Start Selected text
What does the future hold for marketing? I suggest the perception of marketing has fundamentally changed over the past twenty years and that is not good news for the marketing profession.
That said, this is not a marketing is dead post, far from it. Marketing, when properly defined, is just as important to company profitability as it ever was. I argue the functions of marketing will not disappear but the future of marketing as a profession looks bleak.
Marketing has struggled to define itself. It has failed to gain control of the buttons it must press to make a difference. Crucially it has failed to persuade corporate management it delivers value and is deserving of the support it needs.
Perhaps the ambition of defining strategy and managing the 4P’s was too much.
Does Marketing Deliver Value?
If we take a step back it should be possible to answer the value question from first principles. If a business is not ‘identifying and understanding customer needs and coming up with solutions that satisfy customers and produce profit for the stakeholders’ (Philip Kotler) then what is it doing?
At this point, we could lurch into a review of the many articles on the value of marketing to an organisation but the above should be enough. A business must deliver value to its customers. Or, at least do a better job of providing delivering value than competitors. Identifying and satisfying needs is marketing. No customers equals no business.
There is a strong argument for measuring marketing ROI. Without solid marketing metrics, how can marketing expect to be taken seriously at the top levels of the organisation?
Perhaps marketing last hope was to deliver the numbers. Metrics that are relevant to the senior management team and business operations.
Unfortunately, if marketing is on the margins of the organisation then all it has to report on is its marginal impact.
So What Are The Key Problems Facing Marketing?
Managing the 4P’s and/or the 4A’s as defined by Jagish Seth is a big ask. Marketing has already failed to live up to those lofty aims. From A Cross-National Investigation into the Marketing Department’s Influence Within the Firm -Journal of international marketing (Volume 19(3) 2011 “Decisions in areas such as pricing, customer service, product development and distribution are not (my emphasis) dominated by marketing’ – that’s 3 of the 4P’s.
The marketing department cannot operate in a vacuum. It is down to the entire organisation to deliver and company culture is critical. Driving through change has to come from the top. If marketing does not have a seat at the top table it will always be struggling for support.
Perhaps marketing has created many of its own challenges. However unfair it may be the perception of marketing as the ‘arts and craft department’ persists. There are various types of marketer working in a wide range of businesses but most are suffering from a reputation problem.
Blurred Lines – Who Leads and Who Follows?
So, if not marketing then who is in control of directing business to achieve its aims?
There are many examples of a business founder (perhaps an engineer) spotting a gap in the market. They defined a customer need and developed a product to meet that need. Over time, they figured out how to provide simple and elegant solutions to sometimes complex consumer problems.
They decided how to reach out to the market and make them aware of the offering. They understood the market need, the price the market would accept, production issues and distribution.
End Selected text
Start Recorded information
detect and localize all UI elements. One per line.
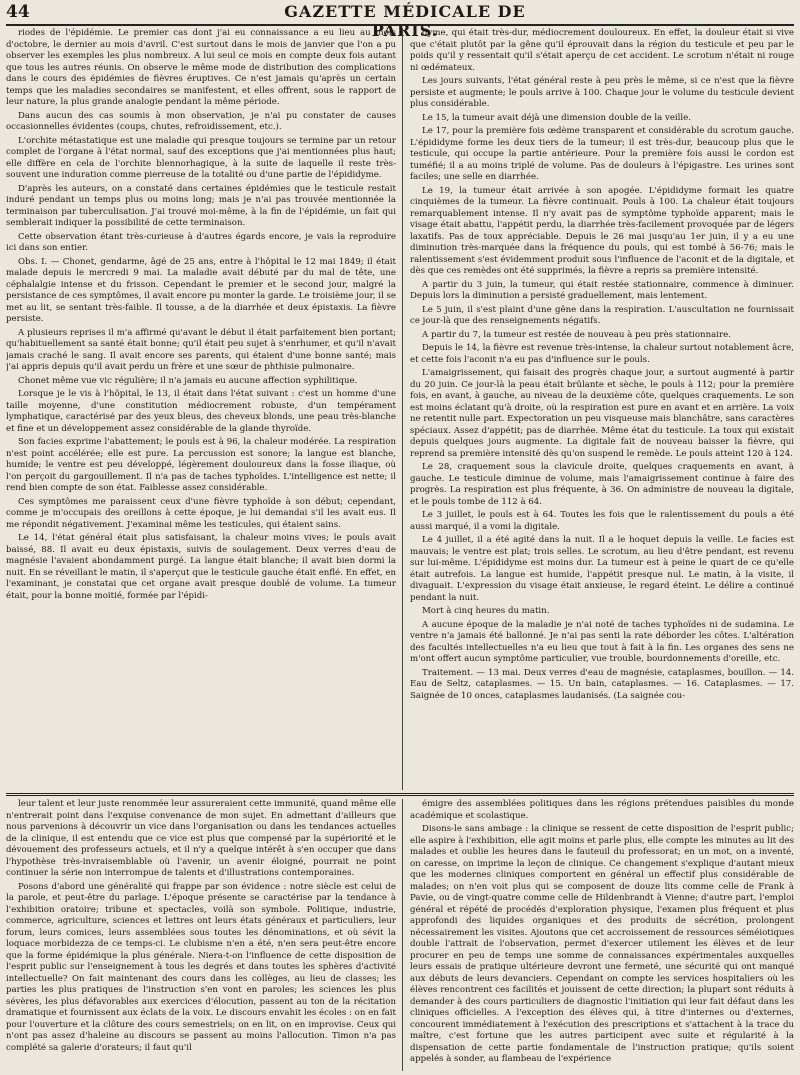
End Recorded information
Condense the paragraph in the text on the future of marketing that begins "The marketing department cannot operate in a vacuum" into a short list that keeps its main points. Rely only on the text about the future of marketing.

:: Exercise response ::
- The marketing department cannot work in isolation.
- Delivery depends on the whole organization, and company culture is critical.
- Change has to be driven from the top.
- Without a seat at the top table, marketing will always struggle for support.